AIM OF THE TASK:
Wherever the string "해커스영어" occurs in a line of these records, report that line.

===== MATERIAL PROVIDED =====

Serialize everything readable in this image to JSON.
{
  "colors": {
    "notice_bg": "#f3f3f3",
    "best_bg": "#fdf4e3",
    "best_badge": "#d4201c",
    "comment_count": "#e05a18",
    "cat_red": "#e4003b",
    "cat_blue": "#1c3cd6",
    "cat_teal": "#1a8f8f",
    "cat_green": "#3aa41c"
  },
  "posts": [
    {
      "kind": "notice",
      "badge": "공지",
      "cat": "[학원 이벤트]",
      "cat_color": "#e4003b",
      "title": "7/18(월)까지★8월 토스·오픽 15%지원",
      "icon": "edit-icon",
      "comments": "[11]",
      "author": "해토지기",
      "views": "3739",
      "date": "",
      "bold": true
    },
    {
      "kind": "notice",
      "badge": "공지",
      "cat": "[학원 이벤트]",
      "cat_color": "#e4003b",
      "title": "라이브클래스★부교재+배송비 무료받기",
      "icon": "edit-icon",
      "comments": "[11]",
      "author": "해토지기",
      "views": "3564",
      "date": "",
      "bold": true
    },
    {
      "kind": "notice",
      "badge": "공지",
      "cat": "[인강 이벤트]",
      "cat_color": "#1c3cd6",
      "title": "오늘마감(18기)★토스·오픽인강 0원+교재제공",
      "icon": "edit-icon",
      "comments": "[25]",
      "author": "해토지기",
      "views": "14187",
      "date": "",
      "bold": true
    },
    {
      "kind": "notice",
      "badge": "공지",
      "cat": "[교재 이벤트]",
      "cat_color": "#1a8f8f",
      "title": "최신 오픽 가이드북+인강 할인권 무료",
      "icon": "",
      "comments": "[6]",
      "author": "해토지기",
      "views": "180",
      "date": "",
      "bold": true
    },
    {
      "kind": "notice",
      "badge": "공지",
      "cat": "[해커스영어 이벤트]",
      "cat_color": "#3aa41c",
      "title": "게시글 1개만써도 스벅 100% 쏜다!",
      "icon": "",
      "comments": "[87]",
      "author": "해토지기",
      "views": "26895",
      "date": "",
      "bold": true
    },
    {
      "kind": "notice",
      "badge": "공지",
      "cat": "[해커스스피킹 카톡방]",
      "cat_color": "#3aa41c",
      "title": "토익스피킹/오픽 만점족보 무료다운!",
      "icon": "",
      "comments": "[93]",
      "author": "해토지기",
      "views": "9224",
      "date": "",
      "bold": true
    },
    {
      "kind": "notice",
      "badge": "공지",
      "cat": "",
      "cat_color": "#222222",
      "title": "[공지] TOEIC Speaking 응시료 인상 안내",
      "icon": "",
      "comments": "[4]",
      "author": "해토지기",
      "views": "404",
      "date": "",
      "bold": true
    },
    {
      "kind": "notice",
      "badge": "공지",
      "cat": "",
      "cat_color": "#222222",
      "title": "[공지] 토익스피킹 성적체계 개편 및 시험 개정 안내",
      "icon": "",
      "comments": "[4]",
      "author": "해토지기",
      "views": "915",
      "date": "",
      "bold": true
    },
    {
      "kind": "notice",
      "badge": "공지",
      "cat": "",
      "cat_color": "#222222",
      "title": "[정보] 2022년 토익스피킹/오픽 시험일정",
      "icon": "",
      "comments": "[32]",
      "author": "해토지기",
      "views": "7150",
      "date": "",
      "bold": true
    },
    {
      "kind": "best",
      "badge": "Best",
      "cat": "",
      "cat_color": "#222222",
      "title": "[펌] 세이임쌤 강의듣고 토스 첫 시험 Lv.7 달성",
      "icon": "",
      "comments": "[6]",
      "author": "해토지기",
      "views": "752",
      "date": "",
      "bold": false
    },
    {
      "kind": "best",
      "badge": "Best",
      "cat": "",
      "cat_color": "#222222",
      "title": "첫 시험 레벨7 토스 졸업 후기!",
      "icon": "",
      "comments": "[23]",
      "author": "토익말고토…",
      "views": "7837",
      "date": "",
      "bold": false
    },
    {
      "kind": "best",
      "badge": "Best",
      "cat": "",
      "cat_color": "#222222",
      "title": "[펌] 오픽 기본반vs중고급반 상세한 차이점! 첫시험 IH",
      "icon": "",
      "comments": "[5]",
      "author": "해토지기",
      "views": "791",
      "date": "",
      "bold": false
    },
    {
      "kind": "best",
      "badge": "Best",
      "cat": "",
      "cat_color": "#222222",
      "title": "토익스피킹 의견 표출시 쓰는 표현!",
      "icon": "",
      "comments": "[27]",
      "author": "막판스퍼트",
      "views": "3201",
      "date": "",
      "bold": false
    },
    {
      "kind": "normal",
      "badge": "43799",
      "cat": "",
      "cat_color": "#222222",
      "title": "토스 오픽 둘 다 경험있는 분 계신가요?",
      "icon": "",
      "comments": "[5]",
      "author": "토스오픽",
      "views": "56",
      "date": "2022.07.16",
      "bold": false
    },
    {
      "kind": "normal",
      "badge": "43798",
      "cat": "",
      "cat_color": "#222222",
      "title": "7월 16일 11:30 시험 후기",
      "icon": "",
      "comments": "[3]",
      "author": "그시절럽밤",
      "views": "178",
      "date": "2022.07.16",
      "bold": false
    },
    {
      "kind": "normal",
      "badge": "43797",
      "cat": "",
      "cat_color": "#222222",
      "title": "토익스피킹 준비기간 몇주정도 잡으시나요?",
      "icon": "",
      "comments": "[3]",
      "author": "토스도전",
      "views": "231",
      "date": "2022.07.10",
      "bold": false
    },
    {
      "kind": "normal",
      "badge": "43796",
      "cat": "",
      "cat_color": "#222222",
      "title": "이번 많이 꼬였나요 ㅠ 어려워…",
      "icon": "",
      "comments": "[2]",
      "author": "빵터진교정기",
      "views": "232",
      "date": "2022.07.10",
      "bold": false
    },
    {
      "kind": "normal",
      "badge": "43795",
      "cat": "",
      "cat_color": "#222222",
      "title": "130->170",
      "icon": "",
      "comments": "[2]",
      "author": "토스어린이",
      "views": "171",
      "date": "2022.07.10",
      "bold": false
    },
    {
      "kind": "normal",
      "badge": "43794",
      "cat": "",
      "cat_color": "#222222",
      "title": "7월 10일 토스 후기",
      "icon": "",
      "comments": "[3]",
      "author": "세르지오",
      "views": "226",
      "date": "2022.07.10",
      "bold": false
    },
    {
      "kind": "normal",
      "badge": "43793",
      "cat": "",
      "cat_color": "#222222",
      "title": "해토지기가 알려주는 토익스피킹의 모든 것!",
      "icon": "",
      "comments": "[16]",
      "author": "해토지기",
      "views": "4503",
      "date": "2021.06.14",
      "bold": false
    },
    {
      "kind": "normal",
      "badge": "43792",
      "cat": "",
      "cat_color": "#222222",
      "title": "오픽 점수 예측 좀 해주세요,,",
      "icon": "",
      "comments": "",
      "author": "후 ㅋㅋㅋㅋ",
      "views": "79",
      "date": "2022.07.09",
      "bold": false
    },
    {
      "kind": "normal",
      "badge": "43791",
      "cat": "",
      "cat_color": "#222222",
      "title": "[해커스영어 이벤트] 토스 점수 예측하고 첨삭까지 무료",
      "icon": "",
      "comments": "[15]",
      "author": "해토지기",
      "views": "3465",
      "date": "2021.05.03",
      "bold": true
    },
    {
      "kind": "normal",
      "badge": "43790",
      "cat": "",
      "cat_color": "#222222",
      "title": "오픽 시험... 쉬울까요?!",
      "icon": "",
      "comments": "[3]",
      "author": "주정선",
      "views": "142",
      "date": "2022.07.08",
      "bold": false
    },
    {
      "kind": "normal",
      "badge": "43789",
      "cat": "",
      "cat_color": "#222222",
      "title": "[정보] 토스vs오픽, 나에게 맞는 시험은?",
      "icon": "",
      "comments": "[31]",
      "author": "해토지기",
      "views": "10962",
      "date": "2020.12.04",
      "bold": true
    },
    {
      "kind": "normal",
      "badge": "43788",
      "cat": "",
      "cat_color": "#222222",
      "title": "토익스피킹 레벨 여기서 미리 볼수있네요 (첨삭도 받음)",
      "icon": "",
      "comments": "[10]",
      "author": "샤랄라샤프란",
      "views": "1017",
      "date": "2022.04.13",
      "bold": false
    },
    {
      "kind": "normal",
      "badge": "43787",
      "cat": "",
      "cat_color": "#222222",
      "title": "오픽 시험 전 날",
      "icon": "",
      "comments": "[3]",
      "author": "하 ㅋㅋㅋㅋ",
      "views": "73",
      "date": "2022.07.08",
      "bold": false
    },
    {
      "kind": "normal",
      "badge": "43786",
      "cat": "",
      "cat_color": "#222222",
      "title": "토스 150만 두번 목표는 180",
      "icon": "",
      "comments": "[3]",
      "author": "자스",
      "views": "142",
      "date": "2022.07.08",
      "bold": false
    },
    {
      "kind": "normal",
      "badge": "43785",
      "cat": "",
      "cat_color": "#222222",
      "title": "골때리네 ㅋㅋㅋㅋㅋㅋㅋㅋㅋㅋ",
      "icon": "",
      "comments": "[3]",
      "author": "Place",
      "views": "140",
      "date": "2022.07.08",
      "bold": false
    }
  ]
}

=====

TASK RESULT:
      "cat": "[해커스영어 이벤트]",
      "title": "[해커스영어 이벤트] 토스 점수 예측하고 첨삭까지 무료",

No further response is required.